### Do this
Present every line in which the string "icon" appears.

[Collected data entries]

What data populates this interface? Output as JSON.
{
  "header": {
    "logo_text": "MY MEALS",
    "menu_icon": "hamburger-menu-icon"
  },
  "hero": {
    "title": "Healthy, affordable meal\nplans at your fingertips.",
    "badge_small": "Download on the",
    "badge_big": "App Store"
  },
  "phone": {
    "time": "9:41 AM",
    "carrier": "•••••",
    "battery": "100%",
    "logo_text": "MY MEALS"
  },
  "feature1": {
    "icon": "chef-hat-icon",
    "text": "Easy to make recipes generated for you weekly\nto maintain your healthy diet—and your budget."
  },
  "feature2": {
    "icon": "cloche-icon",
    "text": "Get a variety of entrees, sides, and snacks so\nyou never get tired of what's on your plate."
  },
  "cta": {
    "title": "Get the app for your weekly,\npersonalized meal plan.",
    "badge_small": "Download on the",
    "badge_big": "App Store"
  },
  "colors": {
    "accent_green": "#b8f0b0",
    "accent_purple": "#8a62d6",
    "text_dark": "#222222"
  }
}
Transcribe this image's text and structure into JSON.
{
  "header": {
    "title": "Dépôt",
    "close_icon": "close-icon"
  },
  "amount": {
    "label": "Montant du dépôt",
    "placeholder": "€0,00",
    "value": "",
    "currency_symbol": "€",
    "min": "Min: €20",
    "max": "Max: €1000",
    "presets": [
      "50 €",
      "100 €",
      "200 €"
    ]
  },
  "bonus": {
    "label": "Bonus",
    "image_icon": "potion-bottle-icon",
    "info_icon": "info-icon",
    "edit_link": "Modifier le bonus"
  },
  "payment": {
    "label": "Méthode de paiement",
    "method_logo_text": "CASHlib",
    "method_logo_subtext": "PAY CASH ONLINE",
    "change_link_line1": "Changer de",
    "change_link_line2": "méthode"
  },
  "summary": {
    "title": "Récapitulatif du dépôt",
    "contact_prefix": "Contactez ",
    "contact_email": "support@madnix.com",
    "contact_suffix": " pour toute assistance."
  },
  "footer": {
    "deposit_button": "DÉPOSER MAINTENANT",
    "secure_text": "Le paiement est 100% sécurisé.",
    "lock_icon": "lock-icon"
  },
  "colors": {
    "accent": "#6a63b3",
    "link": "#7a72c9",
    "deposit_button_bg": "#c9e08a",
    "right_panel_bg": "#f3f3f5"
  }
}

### Expected answer
    "menu_icon": "hamburger-menu-icon"
    "icon": "chef-hat-icon",
    "icon": "cloche-icon",
    "close_icon": "close-icon"
    "image_icon": "potion-bottle-icon",
    "info_icon": "info-icon",
    "lock_icon": "lock-icon"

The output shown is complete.